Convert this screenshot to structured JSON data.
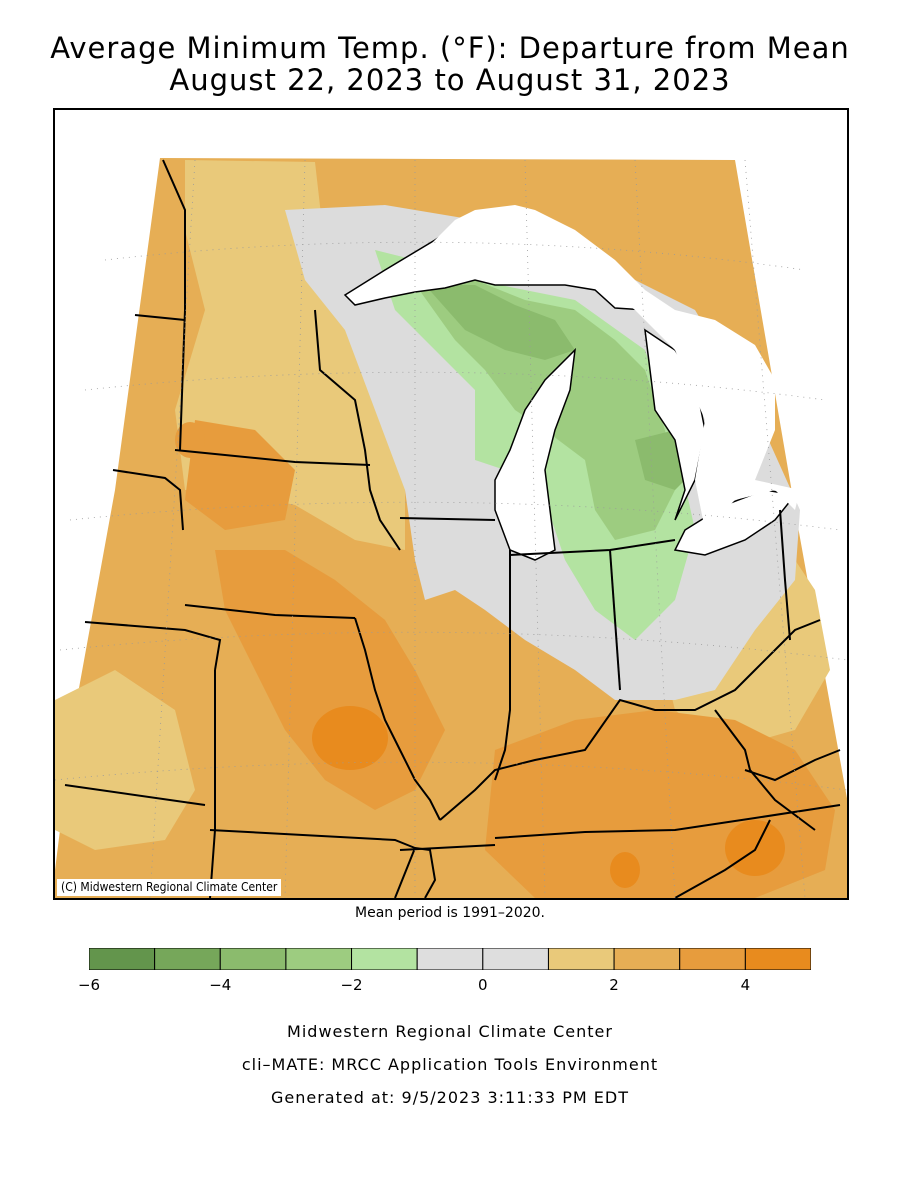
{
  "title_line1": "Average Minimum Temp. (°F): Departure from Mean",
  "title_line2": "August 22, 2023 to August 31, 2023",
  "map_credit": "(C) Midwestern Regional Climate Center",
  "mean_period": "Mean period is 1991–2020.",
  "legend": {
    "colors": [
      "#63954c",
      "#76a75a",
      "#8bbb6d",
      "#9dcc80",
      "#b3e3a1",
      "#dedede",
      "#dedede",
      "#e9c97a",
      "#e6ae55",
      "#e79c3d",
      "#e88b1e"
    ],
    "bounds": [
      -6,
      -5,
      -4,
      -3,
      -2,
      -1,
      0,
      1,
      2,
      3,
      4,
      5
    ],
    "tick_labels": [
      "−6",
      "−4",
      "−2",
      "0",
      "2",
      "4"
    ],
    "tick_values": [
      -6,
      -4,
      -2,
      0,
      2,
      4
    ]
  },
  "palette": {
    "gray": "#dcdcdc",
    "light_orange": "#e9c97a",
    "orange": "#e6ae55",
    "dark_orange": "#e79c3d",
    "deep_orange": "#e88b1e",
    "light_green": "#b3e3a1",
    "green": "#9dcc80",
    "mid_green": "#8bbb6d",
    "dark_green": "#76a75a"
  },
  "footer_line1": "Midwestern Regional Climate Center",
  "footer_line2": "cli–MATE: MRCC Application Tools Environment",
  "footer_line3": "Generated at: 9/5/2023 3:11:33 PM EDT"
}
==*==
REQUIREMENT: All entries must be written out again exactly as given, with no pictures in the copy.

WRITTEN SOLUTION:
Convert this screenshot to structured JSON data.
{
  "title_line1": "Average Minimum Temp. (°F): Departure from Mean",
  "title_line2": "August 22, 2023 to August 31, 2023",
  "map_credit": "(C) Midwestern Regional Climate Center",
  "mean_period": "Mean period is 1991–2020.",
  "legend": {
    "colors": [
      "#63954c",
      "#76a75a",
      "#8bbb6d",
      "#9dcc80",
      "#b3e3a1",
      "#dedede",
      "#dedede",
      "#e9c97a",
      "#e6ae55",
      "#e79c3d",
      "#e88b1e"
    ],
    "bounds": [
      -6,
      -5,
      -4,
      -3,
      -2,
      -1,
      0,
      1,
      2,
      3,
      4,
      5
    ],
    "tick_labels": [
      "−6",
      "−4",
      "−2",
      "0",
      "2",
      "4"
    ],
    "tick_values": [
      -6,
      -4,
      -2,
      0,
      2,
      4
    ]
  },
  "palette": {
    "gray": "#dcdcdc",
    "light_orange": "#e9c97a",
    "orange": "#e6ae55",
    "dark_orange": "#e79c3d",
    "deep_orange": "#e88b1e",
    "light_green": "#b3e3a1",
    "green": "#9dcc80",
    "mid_green": "#8bbb6d",
    "dark_green": "#76a75a"
  },
  "footer_line1": "Midwestern Regional Climate Center",
  "footer_line2": "cli–MATE: MRCC Application Tools Environment",
  "footer_line3": "Generated at: 9/5/2023 3:11:33 PM EDT"
}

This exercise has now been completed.